Problem statement
Render every entry verbatim.

— Begin —

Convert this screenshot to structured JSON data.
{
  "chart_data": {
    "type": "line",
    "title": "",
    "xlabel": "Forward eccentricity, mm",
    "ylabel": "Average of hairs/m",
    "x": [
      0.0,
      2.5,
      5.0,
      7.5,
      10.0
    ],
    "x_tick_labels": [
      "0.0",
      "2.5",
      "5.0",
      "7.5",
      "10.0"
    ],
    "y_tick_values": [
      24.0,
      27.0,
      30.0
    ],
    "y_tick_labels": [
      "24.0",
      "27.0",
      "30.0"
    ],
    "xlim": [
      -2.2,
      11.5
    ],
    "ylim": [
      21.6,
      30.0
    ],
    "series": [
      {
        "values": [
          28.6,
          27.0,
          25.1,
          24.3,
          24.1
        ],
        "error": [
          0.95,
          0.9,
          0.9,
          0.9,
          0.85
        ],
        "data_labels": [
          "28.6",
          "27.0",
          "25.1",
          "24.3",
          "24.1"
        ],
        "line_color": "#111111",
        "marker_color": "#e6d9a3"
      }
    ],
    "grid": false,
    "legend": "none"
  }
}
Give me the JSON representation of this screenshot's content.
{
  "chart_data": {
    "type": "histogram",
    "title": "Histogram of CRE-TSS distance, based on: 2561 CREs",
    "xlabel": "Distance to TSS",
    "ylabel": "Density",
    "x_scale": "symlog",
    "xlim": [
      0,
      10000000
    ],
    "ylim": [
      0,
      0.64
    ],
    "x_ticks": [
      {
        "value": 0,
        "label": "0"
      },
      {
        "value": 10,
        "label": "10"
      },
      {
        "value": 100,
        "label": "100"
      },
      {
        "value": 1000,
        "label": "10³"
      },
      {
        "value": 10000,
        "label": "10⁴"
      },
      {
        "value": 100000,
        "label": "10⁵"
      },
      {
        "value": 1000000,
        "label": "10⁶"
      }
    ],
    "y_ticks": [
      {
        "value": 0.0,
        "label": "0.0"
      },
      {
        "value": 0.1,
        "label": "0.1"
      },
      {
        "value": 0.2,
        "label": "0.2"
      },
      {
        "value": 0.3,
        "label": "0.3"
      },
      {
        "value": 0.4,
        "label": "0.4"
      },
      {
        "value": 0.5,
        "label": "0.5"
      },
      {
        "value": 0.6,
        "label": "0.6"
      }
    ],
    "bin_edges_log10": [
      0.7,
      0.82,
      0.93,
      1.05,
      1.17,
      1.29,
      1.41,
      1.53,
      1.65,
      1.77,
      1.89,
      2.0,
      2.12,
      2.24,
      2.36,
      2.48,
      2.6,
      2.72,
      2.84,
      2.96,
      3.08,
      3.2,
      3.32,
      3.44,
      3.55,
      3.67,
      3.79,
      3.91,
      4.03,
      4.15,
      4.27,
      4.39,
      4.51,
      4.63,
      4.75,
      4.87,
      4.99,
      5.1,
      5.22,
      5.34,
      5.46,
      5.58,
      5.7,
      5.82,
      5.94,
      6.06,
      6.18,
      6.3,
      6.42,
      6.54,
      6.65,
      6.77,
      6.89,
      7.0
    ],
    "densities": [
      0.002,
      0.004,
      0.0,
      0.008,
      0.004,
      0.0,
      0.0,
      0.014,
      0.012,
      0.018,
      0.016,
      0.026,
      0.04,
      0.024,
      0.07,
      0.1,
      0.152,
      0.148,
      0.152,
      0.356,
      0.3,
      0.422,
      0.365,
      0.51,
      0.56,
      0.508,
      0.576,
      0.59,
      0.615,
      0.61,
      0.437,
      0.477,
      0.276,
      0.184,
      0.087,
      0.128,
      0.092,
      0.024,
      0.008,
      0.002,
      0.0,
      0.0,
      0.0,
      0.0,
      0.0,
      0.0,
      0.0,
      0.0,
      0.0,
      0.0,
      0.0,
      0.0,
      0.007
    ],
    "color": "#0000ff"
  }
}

— End —

Result for this task
Convert this screenshot to structured JSON data.
{
  "chart_data": {
    "type": "line",
    "title": "",
    "xlabel": "Forward eccentricity, mm",
    "ylabel": "Average of hairs/m",
    "x": [
      0.0,
      2.5,
      5.0,
      7.5,
      10.0
    ],
    "x_tick_labels": [
      "0.0",
      "2.5",
      "5.0",
      "7.5",
      "10.0"
    ],
    "y_tick_values": [
      24.0,
      27.0,
      30.0
    ],
    "y_tick_labels": [
      "24.0",
      "27.0",
      "30.0"
    ],
    "xlim": [
      -2.2,
      11.5
    ],
    "ylim": [
      21.6,
      30.0
    ],
    "series": [
      {
        "values": [
          28.6,
          27.0,
          25.1,
          24.3,
          24.1
        ],
        "error": [
          0.95,
          0.9,
          0.9,
          0.9,
          0.85
        ],
        "data_labels": [
          "28.6",
          "27.0",
          "25.1",
          "24.3",
          "24.1"
        ],
        "line_color": "#111111",
        "marker_color": "#e6d9a3"
      }
    ],
    "grid": false,
    "legend": "none"
  }
}
Give me the JSON representation of this screenshot's content.
{
  "chart_data": {
    "type": "histogram",
    "title": "Histogram of CRE-TSS distance, based on: 2561 CREs",
    "xlabel": "Distance to TSS",
    "ylabel": "Density",
    "x_scale": "symlog",
    "xlim": [
      0,
      10000000
    ],
    "ylim": [
      0,
      0.64
    ],
    "x_ticks": [
      {
        "value": 0,
        "label": "0"
      },
      {
        "value": 10,
        "label": "10"
      },
      {
        "value": 100,
        "label": "100"
      },
      {
        "value": 1000,
        "label": "10³"
      },
      {
        "value": 10000,
        "label": "10⁴"
      },
      {
        "value": 100000,
        "label": "10⁵"
      },
      {
        "value": 1000000,
        "label": "10⁶"
      }
    ],
    "y_ticks": [
      {
        "value": 0.0,
        "label": "0.0"
      },
      {
        "value": 0.1,
        "label": "0.1"
      },
      {
        "value": 0.2,
        "label": "0.2"
      },
      {
        "value": 0.3,
        "label": "0.3"
      },
      {
        "value": 0.4,
        "label": "0.4"
      },
      {
        "value": 0.5,
        "label": "0.5"
      },
      {
        "value": 0.6,
        "label": "0.6"
      }
    ],
    "bin_edges_log10": [
      0.7,
      0.82,
      0.93,
      1.05,
      1.17,
      1.29,
      1.41,
      1.53,
      1.65,
      1.77,
      1.89,
      2.0,
      2.12,
      2.24,
      2.36,
      2.48,
      2.6,
      2.72,
      2.84,
      2.96,
      3.08,
      3.2,
      3.32,
      3.44,
      3.55,
      3.67,
      3.79,
      3.91,
      4.03,
      4.15,
      4.27,
      4.39,
      4.51,
      4.63,
      4.75,
      4.87,
      4.99,
      5.1,
      5.22,
      5.34,
      5.46,
      5.58,
      5.7,
      5.82,
      5.94,
      6.06,
      6.18,
      6.3,
      6.42,
      6.54,
      6.65,
      6.77,
      6.89,
      7.0
    ],
    "densities": [
      0.002,
      0.004,
      0.0,
      0.008,
      0.004,
      0.0,
      0.0,
      0.014,
      0.012,
      0.018,
      0.016,
      0.026,
      0.04,
      0.024,
      0.07,
      0.1,
      0.152,
      0.148,
      0.152,
      0.356,
      0.3,
      0.422,
      0.365,
      0.51,
      0.56,
      0.508,
      0.576,
      0.59,
      0.615,
      0.61,
      0.437,
      0.477,
      0.276,
      0.184,
      0.087,
      0.128,
      0.092,
      0.024,
      0.008,
      0.002,
      0.0,
      0.0,
      0.0,
      0.0,
      0.0,
      0.0,
      0.0,
      0.0,
      0.0,
      0.0,
      0.0,
      0.0,
      0.007
    ],
    "color": "#0000ff"
  }
}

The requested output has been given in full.